▶ Written problem
The listing below must be repeated word for word, with its images excluded.

═══ Data ═══

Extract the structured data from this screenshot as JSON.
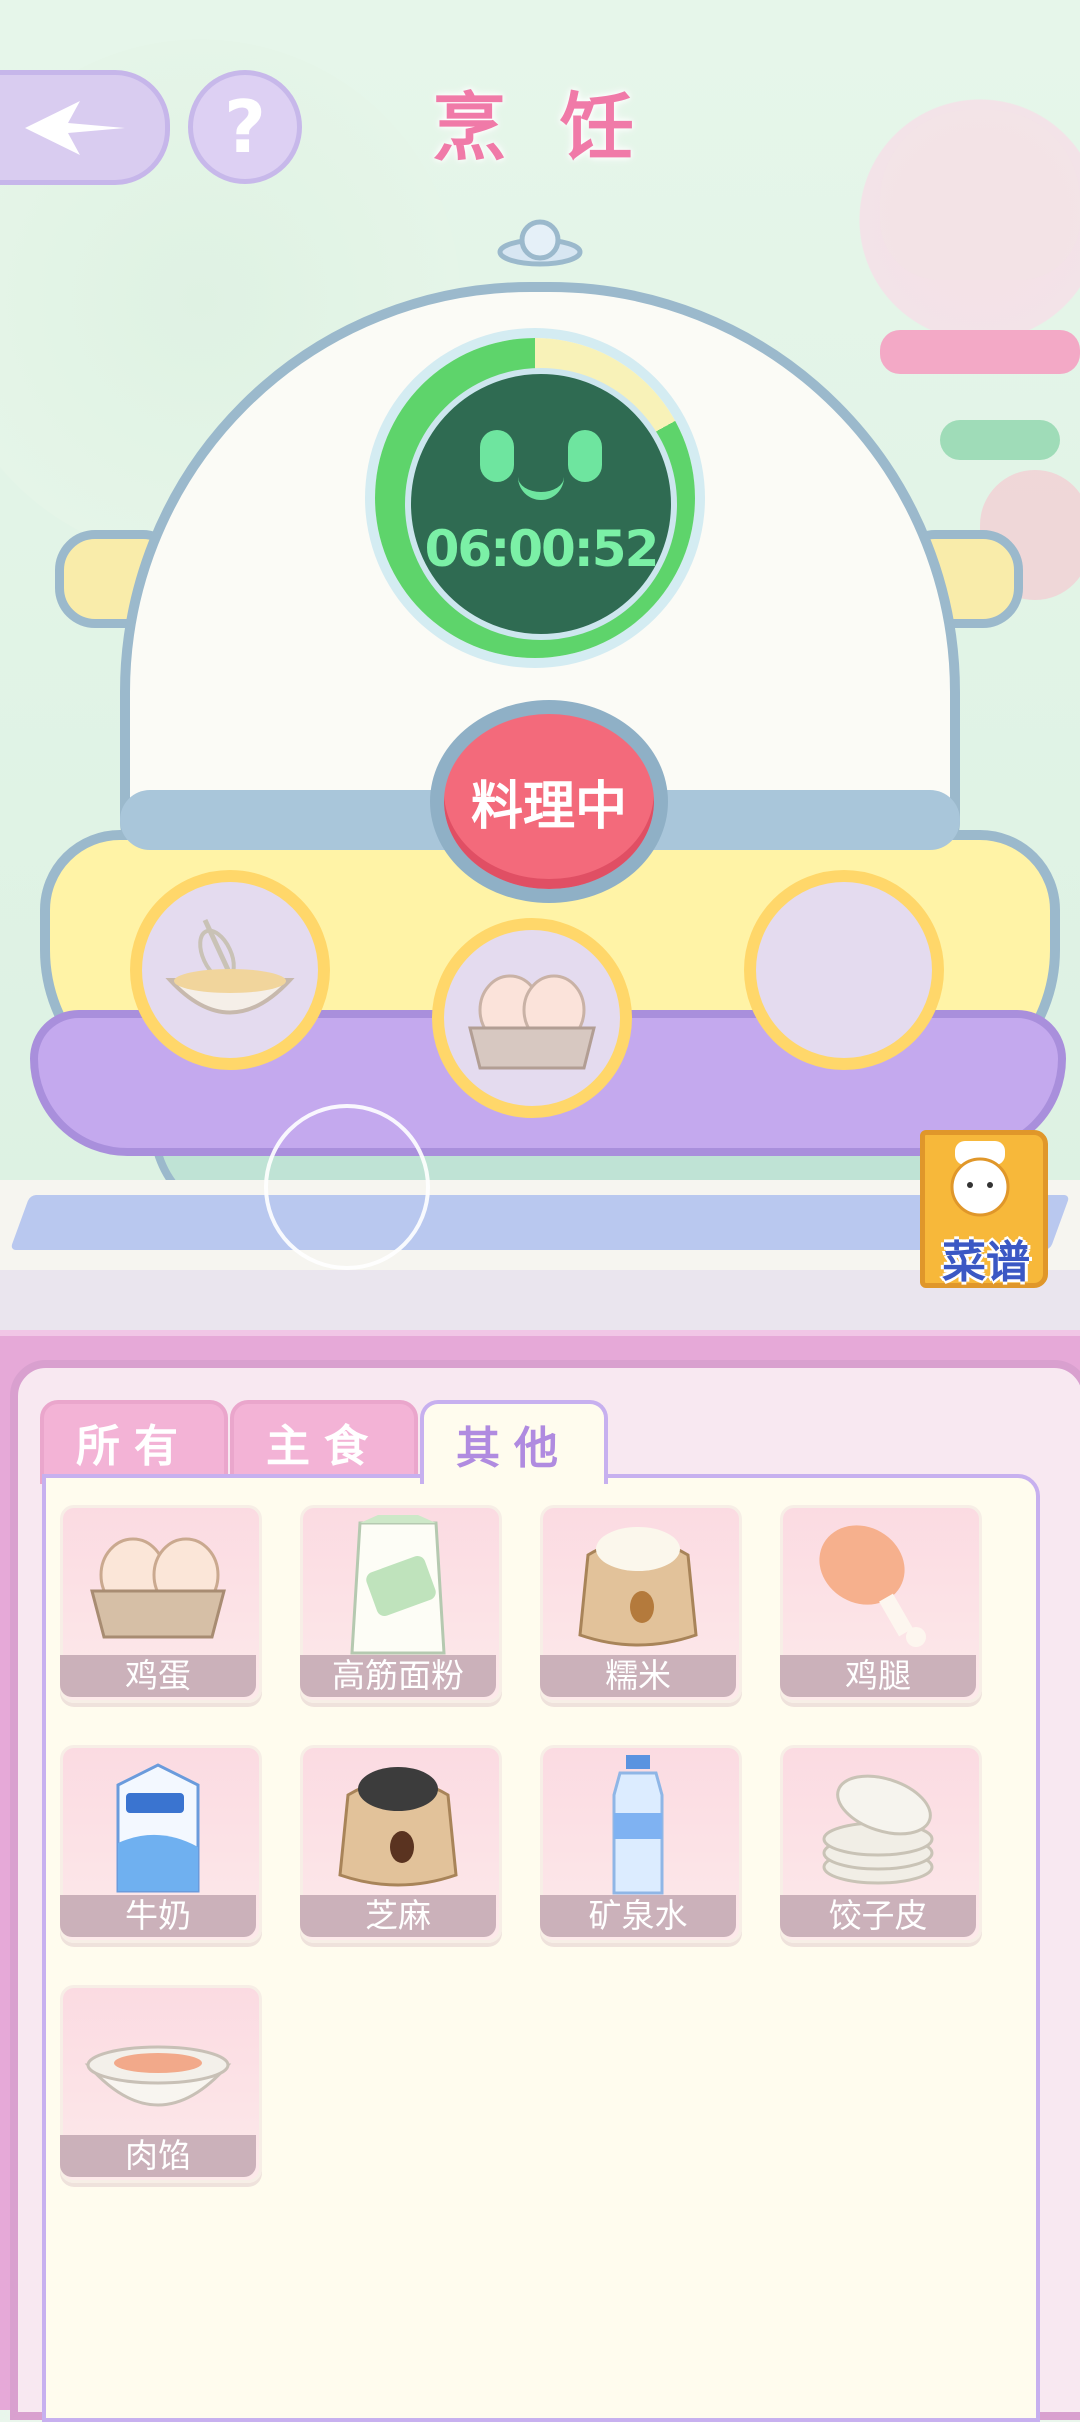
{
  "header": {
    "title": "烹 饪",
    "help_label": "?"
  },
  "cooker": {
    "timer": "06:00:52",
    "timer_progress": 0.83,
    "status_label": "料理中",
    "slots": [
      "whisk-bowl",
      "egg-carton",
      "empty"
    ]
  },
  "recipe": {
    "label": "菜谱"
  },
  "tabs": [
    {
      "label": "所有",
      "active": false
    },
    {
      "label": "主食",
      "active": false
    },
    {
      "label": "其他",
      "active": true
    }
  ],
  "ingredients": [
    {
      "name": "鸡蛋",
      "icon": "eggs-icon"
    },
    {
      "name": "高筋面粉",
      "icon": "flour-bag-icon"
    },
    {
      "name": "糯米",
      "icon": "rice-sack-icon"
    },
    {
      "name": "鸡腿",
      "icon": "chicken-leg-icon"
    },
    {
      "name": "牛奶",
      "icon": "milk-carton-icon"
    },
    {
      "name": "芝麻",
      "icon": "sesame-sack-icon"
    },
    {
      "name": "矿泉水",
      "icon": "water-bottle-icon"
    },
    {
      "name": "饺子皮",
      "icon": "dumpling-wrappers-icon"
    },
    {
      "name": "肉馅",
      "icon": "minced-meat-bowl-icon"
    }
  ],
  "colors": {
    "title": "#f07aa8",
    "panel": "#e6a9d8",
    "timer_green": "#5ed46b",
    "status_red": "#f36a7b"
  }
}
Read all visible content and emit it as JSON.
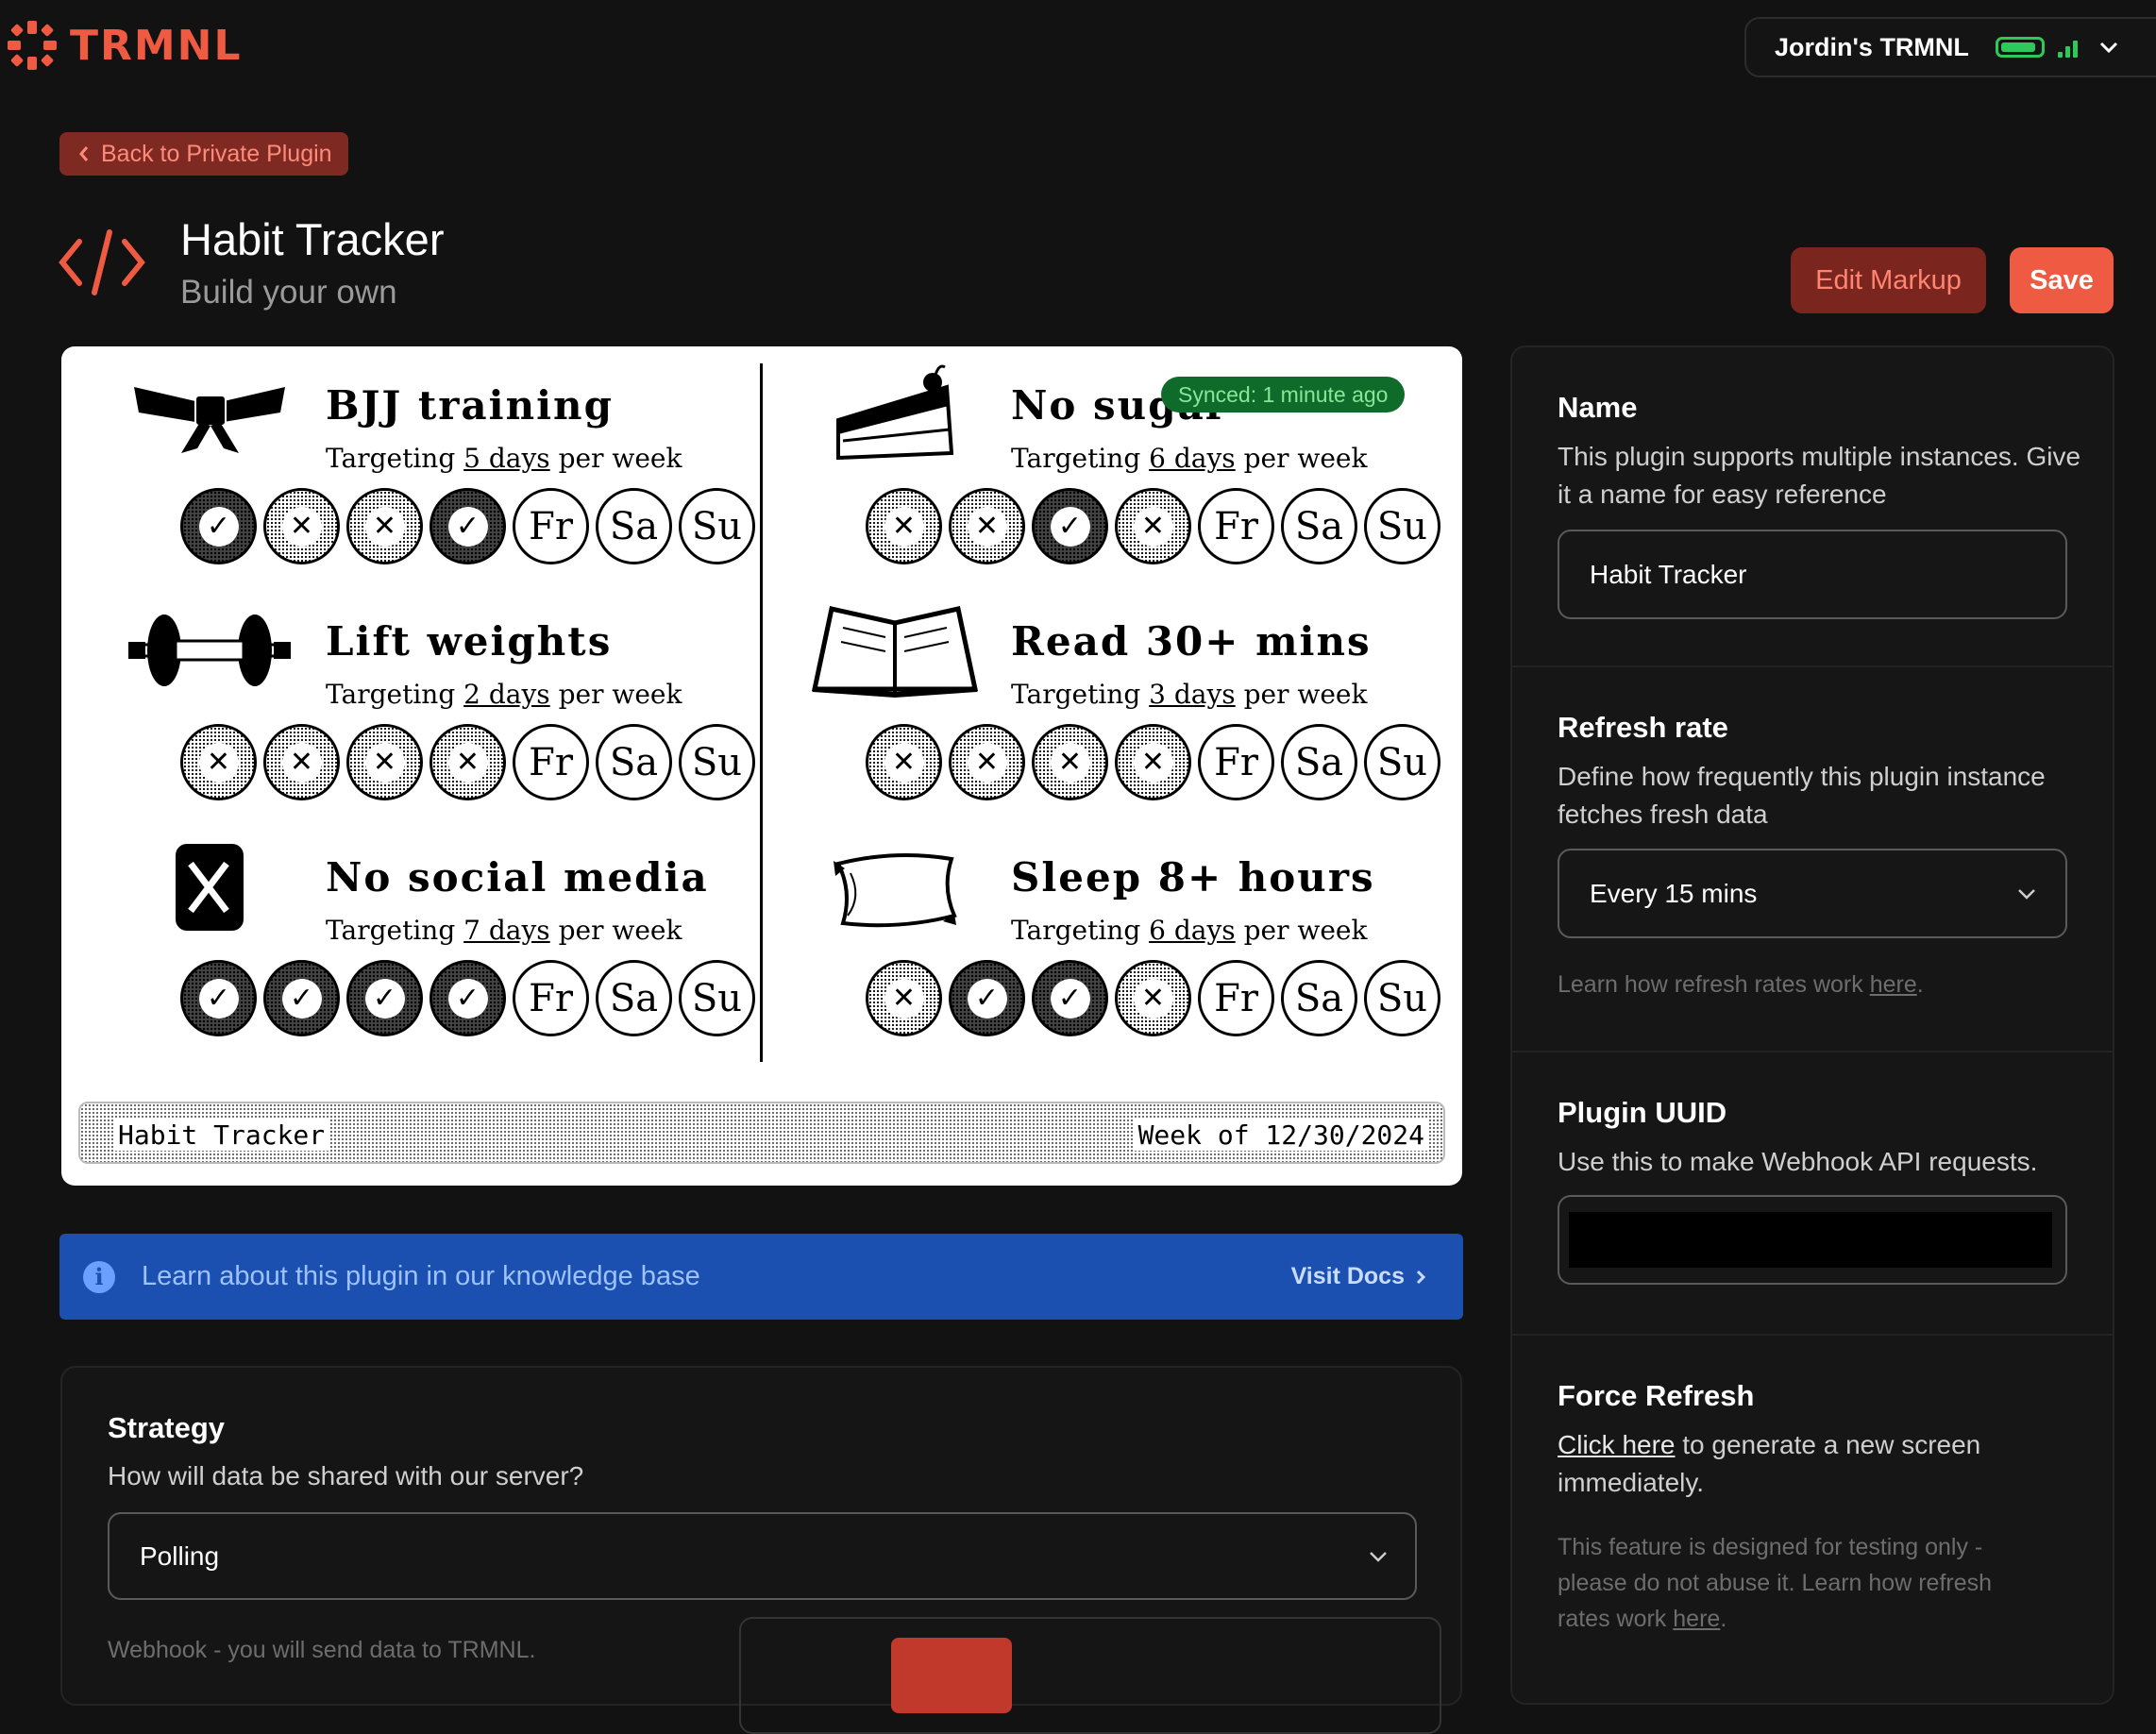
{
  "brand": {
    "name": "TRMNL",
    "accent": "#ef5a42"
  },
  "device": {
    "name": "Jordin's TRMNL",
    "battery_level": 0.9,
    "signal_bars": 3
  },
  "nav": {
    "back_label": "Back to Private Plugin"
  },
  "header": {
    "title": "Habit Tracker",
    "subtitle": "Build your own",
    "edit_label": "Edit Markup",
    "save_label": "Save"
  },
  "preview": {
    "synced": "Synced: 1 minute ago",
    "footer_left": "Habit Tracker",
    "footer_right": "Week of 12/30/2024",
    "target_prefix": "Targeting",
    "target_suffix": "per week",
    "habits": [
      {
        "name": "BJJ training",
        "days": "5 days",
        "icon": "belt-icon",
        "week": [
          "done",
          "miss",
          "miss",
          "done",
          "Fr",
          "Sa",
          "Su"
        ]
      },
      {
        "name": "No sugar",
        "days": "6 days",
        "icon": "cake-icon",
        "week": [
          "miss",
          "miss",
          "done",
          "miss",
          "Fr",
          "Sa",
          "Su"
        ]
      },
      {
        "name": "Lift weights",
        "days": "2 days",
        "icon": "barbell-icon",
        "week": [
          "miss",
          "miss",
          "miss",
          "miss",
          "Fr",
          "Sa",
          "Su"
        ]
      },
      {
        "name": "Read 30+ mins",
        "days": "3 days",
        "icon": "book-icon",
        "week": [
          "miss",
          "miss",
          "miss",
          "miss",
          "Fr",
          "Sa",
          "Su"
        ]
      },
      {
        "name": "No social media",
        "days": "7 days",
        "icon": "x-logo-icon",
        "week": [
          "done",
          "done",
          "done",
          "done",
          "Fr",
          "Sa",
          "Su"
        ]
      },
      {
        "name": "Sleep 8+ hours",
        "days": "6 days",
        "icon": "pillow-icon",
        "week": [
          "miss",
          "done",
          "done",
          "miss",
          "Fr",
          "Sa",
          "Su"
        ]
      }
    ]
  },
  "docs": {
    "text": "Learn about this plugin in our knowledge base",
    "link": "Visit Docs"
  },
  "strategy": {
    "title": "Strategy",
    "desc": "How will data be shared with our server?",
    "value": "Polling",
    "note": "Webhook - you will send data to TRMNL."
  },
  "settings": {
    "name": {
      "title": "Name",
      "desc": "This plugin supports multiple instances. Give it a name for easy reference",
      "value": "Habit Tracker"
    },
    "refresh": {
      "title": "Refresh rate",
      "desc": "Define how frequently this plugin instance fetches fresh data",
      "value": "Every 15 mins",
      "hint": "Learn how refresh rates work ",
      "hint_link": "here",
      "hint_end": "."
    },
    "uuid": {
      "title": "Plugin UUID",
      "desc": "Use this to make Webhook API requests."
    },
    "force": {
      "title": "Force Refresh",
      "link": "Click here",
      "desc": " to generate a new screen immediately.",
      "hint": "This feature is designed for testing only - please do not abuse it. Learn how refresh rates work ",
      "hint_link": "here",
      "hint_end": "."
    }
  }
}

═══

▶ Answer in full
Extract the structured data from this screenshot as JSON.
{
  "header": {
    "title": "烹 饪",
    "help_label": "?"
  },
  "cooker": {
    "timer": "06:00:52",
    "timer_progress": 0.83,
    "status_label": "料理中",
    "slots": [
      "whisk-bowl",
      "egg-carton",
      "empty"
    ]
  },
  "recipe": {
    "label": "菜谱"
  },
  "tabs": [
    {
      "label": "所有",
      "active": false
    },
    {
      "label": "主食",
      "active": false
    },
    {
      "label": "其他",
      "active": true
    }
  ],
  "ingredients": [
    {
      "name": "鸡蛋",
      "icon": "eggs-icon"
    },
    {
      "name": "高筋面粉",
      "icon": "flour-bag-icon"
    },
    {
      "name": "糯米",
      "icon": "rice-sack-icon"
    },
    {
      "name": "鸡腿",
      "icon": "chicken-leg-icon"
    },
    {
      "name": "牛奶",
      "icon": "milk-carton-icon"
    },
    {
      "name": "芝麻",
      "icon": "sesame-sack-icon"
    },
    {
      "name": "矿泉水",
      "icon": "water-bottle-icon"
    },
    {
      "name": "饺子皮",
      "icon": "dumpling-wrappers-icon"
    },
    {
      "name": "肉馅",
      "icon": "minced-meat-bowl-icon"
    }
  ],
  "colors": {
    "title": "#f07aa8",
    "panel": "#e6a9d8",
    "timer_green": "#5ed46b",
    "status_red": "#f36a7b"
  }
}
Read all visible content and emit it as JSON.
{
  "brand": {
    "name": "TRMNL",
    "accent": "#ef5a42"
  },
  "device": {
    "name": "Jordin's TRMNL",
    "battery_level": 0.9,
    "signal_bars": 3
  },
  "nav": {
    "back_label": "Back to Private Plugin"
  },
  "header": {
    "title": "Habit Tracker",
    "subtitle": "Build your own",
    "edit_label": "Edit Markup",
    "save_label": "Save"
  },
  "preview": {
    "synced": "Synced: 1 minute ago",
    "footer_left": "Habit Tracker",
    "footer_right": "Week of 12/30/2024",
    "target_prefix": "Targeting",
    "target_suffix": "per week",
    "habits": [
      {
        "name": "BJJ training",
        "days": "5 days",
        "icon": "belt-icon",
        "week": [
          "done",
          "miss",
          "miss",
          "done",
          "Fr",
          "Sa",
          "Su"
        ]
      },
      {
        "name": "No sugar",
        "days": "6 days",
        "icon": "cake-icon",
        "week": [
          "miss",
          "miss",
          "done",
          "miss",
          "Fr",
          "Sa",
          "Su"
        ]
      },
      {
        "name": "Lift weights",
        "days": "2 days",
        "icon": "barbell-icon",
        "week": [
          "miss",
          "miss",
          "miss",
          "miss",
          "Fr",
          "Sa",
          "Su"
        ]
      },
      {
        "name": "Read 30+ mins",
        "days": "3 days",
        "icon": "book-icon",
        "week": [
          "miss",
          "miss",
          "miss",
          "miss",
          "Fr",
          "Sa",
          "Su"
        ]
      },
      {
        "name": "No social media",
        "days": "7 days",
        "icon": "x-logo-icon",
        "week": [
          "done",
          "done",
          "done",
          "done",
          "Fr",
          "Sa",
          "Su"
        ]
      },
      {
        "name": "Sleep 8+ hours",
        "days": "6 days",
        "icon": "pillow-icon",
        "week": [
          "miss",
          "done",
          "done",
          "miss",
          "Fr",
          "Sa",
          "Su"
        ]
      }
    ]
  },
  "docs": {
    "text": "Learn about this plugin in our knowledge base",
    "link": "Visit Docs"
  },
  "strategy": {
    "title": "Strategy",
    "desc": "How will data be shared with our server?",
    "value": "Polling",
    "note": "Webhook - you will send data to TRMNL."
  },
  "settings": {
    "name": {
      "title": "Name",
      "desc": "This plugin supports multiple instances. Give it a name for easy reference",
      "value": "Habit Tracker"
    },
    "refresh": {
      "title": "Refresh rate",
      "desc": "Define how frequently this plugin instance fetches fresh data",
      "value": "Every 15 mins",
      "hint": "Learn how refresh rates work ",
      "hint_link": "here",
      "hint_end": "."
    },
    "uuid": {
      "title": "Plugin UUID",
      "desc": "Use this to make Webhook API requests."
    },
    "force": {
      "title": "Force Refresh",
      "link": "Click here",
      "desc": " to generate a new screen immediately.",
      "hint": "This feature is designed for testing only - please do not abuse it. Learn how refresh rates work ",
      "hint_link": "here",
      "hint_end": "."
    }
  }
}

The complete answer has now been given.